++++ Provided material ++++

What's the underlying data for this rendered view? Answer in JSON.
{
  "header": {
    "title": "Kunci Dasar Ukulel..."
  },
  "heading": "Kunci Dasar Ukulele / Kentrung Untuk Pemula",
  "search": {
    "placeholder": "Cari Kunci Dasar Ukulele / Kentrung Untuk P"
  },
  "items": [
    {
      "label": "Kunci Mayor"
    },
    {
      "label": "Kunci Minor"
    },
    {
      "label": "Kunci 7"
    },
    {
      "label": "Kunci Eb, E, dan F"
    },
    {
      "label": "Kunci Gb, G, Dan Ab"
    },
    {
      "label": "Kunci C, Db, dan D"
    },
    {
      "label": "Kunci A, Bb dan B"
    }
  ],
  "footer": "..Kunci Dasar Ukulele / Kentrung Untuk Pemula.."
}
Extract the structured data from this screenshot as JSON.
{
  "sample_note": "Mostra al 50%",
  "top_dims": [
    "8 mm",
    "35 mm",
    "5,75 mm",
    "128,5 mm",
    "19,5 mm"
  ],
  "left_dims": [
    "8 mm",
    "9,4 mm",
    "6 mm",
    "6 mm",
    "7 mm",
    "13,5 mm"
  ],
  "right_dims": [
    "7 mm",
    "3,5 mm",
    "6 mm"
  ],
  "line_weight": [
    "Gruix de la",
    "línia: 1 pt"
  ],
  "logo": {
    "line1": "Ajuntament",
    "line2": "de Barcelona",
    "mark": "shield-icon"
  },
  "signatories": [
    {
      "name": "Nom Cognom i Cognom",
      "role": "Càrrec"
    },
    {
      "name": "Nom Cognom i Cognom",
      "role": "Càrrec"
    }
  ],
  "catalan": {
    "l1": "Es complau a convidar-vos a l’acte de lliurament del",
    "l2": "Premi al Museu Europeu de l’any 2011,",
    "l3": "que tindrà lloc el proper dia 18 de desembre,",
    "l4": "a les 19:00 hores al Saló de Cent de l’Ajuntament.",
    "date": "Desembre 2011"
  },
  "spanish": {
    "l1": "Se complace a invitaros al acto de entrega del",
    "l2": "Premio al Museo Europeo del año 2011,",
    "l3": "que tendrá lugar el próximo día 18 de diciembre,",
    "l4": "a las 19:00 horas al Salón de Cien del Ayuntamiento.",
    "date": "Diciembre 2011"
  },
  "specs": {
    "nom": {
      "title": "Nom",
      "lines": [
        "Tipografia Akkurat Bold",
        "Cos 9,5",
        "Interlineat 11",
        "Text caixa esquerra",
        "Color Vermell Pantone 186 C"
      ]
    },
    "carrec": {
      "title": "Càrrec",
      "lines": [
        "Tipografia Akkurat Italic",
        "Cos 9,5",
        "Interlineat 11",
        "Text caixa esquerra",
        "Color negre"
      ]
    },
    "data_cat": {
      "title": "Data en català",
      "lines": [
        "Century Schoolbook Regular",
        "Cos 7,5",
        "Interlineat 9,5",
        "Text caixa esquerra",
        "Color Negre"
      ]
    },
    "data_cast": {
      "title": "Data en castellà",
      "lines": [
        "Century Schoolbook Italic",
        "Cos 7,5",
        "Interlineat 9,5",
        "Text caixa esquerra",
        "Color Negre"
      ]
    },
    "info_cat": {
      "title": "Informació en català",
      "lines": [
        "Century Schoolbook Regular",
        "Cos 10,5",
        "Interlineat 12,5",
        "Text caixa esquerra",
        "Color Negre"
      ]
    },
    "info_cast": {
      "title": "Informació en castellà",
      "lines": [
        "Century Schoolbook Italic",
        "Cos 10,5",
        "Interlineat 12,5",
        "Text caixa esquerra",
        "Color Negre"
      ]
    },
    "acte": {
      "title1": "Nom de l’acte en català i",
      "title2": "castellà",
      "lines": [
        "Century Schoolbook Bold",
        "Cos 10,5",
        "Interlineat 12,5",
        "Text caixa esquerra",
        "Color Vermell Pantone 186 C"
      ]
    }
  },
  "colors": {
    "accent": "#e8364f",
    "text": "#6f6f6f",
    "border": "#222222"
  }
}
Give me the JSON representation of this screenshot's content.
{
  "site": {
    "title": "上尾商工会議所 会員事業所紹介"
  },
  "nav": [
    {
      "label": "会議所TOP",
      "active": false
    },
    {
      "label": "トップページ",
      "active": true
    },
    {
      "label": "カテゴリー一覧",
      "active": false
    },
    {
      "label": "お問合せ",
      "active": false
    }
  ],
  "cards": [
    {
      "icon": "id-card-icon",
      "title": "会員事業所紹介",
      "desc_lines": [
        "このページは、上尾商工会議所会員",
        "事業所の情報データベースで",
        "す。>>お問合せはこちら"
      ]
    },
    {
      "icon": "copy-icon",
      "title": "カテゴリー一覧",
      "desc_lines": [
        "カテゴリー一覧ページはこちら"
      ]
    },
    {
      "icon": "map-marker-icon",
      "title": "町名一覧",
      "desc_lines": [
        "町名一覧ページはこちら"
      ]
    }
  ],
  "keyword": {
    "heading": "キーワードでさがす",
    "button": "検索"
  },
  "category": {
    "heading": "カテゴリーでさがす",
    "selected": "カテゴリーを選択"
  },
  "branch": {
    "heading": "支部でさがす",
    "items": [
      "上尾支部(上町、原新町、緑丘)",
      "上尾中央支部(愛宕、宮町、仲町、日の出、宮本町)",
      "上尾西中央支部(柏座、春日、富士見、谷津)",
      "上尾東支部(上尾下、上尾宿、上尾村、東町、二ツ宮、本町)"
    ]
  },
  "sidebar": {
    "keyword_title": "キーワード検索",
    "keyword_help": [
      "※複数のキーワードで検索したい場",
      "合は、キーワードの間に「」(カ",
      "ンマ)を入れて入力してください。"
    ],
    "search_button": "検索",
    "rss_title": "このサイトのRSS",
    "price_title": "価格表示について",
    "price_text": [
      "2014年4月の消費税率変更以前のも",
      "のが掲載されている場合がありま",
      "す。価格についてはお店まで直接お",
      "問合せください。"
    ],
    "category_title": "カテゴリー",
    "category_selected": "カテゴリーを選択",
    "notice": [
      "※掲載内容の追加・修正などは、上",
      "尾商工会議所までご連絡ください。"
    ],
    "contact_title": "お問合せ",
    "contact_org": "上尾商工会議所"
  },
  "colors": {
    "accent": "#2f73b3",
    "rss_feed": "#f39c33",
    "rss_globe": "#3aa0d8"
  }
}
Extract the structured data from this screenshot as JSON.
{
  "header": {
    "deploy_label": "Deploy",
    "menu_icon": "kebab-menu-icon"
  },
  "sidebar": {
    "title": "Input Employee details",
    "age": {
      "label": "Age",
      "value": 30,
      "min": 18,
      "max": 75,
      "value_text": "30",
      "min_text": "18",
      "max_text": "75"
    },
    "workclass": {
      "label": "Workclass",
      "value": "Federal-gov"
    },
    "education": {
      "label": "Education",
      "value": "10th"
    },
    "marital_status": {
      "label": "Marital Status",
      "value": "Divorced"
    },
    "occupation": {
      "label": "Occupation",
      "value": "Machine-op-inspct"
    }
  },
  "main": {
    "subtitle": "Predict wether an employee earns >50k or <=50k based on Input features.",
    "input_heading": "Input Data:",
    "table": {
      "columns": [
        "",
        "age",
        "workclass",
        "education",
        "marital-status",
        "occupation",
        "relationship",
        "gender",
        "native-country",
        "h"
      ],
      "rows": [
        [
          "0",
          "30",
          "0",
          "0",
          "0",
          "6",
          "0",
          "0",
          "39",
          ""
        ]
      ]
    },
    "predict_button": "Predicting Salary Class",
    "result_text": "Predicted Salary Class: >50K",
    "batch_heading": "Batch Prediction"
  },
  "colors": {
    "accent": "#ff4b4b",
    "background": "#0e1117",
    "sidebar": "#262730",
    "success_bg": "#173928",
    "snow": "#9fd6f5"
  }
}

++++

### What you are asked to do
Find the string "Informació" in the entries above and return each line that holds it.

### Right answer
      "title": "Informació en català",
      "title": "Informació en castellà",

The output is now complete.